## [The exercise]
In the data below, restate exactly the lines from the one with "Read out every word on this page." to the final line, both included, but not the pictures.

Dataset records
-- BEGIN --

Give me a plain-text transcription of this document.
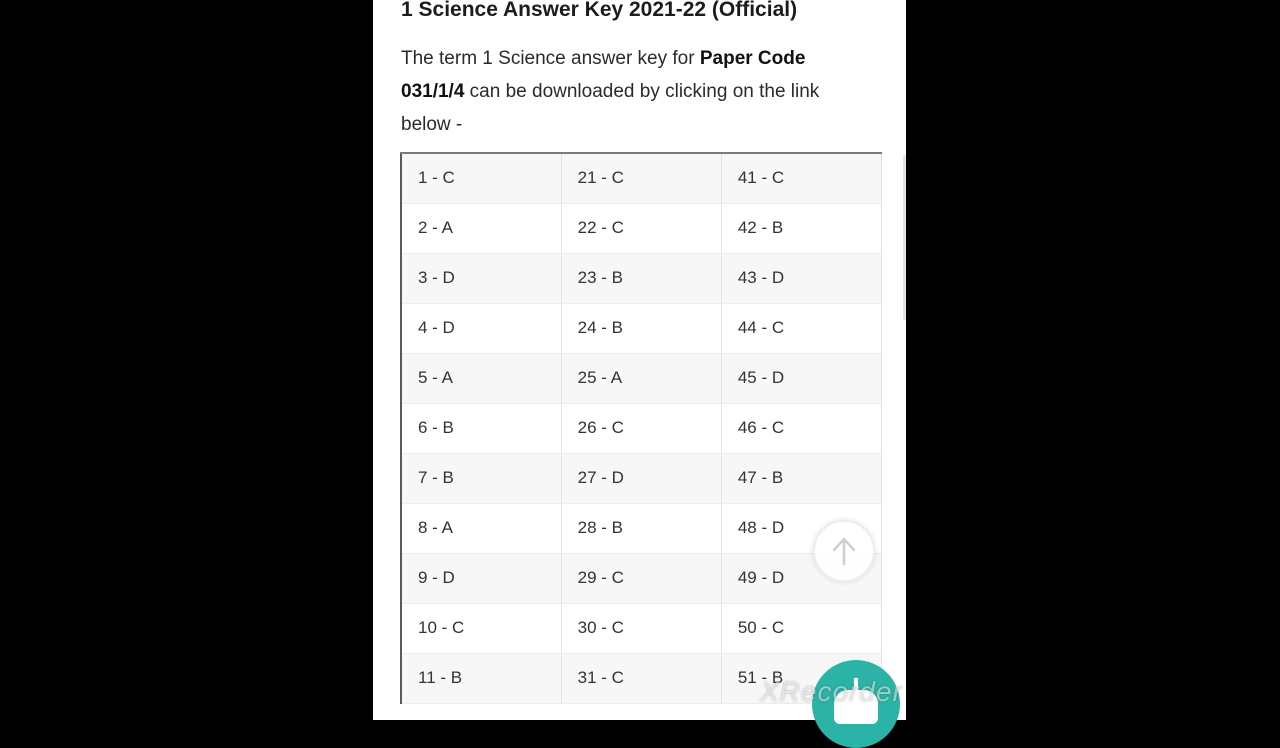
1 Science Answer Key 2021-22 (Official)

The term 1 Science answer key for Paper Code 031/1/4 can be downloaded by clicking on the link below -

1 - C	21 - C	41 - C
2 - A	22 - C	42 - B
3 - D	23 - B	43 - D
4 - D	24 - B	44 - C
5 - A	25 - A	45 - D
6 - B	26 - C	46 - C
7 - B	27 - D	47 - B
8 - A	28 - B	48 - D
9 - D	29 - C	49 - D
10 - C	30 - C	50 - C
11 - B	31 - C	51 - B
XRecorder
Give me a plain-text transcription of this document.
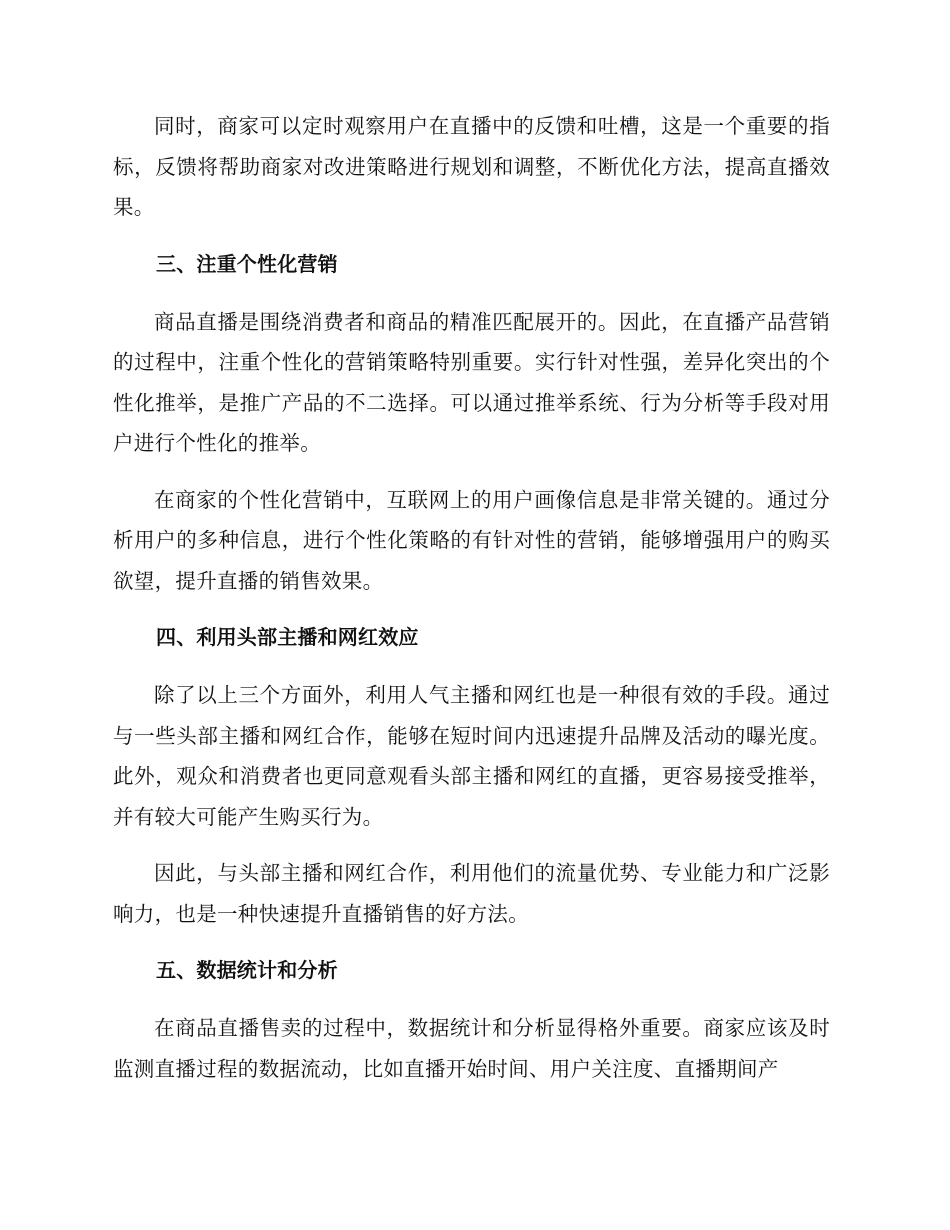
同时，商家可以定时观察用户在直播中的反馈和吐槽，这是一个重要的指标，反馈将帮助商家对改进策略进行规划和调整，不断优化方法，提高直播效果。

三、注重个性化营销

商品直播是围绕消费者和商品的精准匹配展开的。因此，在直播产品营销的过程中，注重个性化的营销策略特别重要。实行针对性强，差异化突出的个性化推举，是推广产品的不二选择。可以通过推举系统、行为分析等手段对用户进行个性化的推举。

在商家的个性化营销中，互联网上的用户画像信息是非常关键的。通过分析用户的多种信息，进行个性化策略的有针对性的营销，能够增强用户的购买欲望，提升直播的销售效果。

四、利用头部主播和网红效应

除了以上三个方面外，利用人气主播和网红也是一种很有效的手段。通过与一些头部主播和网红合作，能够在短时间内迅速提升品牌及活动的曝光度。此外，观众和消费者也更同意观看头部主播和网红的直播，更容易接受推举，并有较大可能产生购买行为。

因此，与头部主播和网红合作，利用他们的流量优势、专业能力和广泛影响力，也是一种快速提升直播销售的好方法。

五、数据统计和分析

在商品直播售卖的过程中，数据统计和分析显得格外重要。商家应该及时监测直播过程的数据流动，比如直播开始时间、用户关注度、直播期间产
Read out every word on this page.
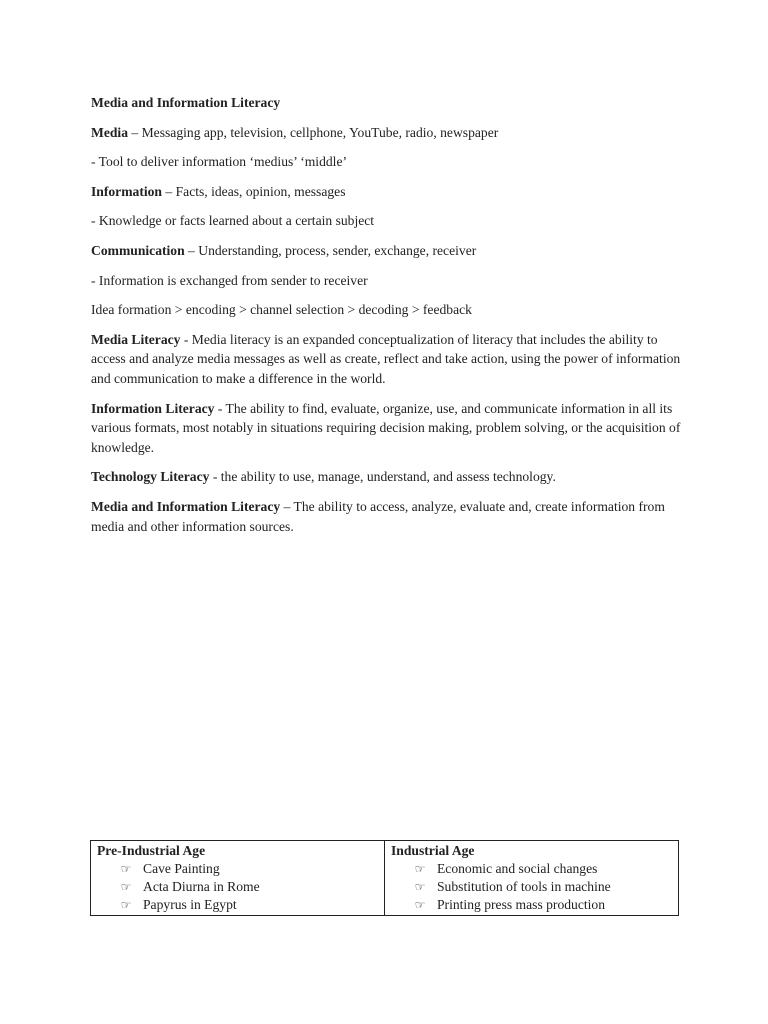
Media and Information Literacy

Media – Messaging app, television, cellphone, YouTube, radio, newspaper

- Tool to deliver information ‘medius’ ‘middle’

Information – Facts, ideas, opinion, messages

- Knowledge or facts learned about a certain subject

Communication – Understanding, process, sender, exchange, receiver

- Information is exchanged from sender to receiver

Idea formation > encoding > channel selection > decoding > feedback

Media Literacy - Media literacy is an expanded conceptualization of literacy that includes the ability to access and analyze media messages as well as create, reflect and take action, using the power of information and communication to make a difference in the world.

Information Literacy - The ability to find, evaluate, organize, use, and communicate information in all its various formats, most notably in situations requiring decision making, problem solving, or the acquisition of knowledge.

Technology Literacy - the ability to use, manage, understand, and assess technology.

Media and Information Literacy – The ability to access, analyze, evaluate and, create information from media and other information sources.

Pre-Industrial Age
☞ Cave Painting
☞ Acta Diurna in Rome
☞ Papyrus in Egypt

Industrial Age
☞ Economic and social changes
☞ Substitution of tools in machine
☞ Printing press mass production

-- END --

## [Task output]
Read out every word on this page.
Media and Information Literacy

Media – Messaging app, television, cellphone, YouTube, radio, newspaper

- Tool to deliver information ‘medius’ ‘middle’

Information – Facts, ideas, opinion, messages

- Knowledge or facts learned about a certain subject

Communication – Understanding, process, sender, exchange, receiver

- Information is exchanged from sender to receiver

Idea formation > encoding > channel selection > decoding > feedback

Media Literacy - Media literacy is an expanded conceptualization of literacy that includes the ability to access and analyze media messages as well as create, reflect and take action, using the power of information and communication to make a difference in the world.

Information Literacy - The ability to find, evaluate, organize, use, and communicate information in all its various formats, most notably in situations requiring decision making, problem solving, or the acquisition of knowledge.

Technology Literacy - the ability to use, manage, understand, and assess technology.

Media and Information Literacy – The ability to access, analyze, evaluate and, create information from media and other information sources.

Pre-Industrial Age
☞ Cave Painting
☞ Acta Diurna in Rome
☞ Papyrus in Egypt

Industrial Age
☞ Economic and social changes
☞ Substitution of tools in machine
☞ Printing press mass production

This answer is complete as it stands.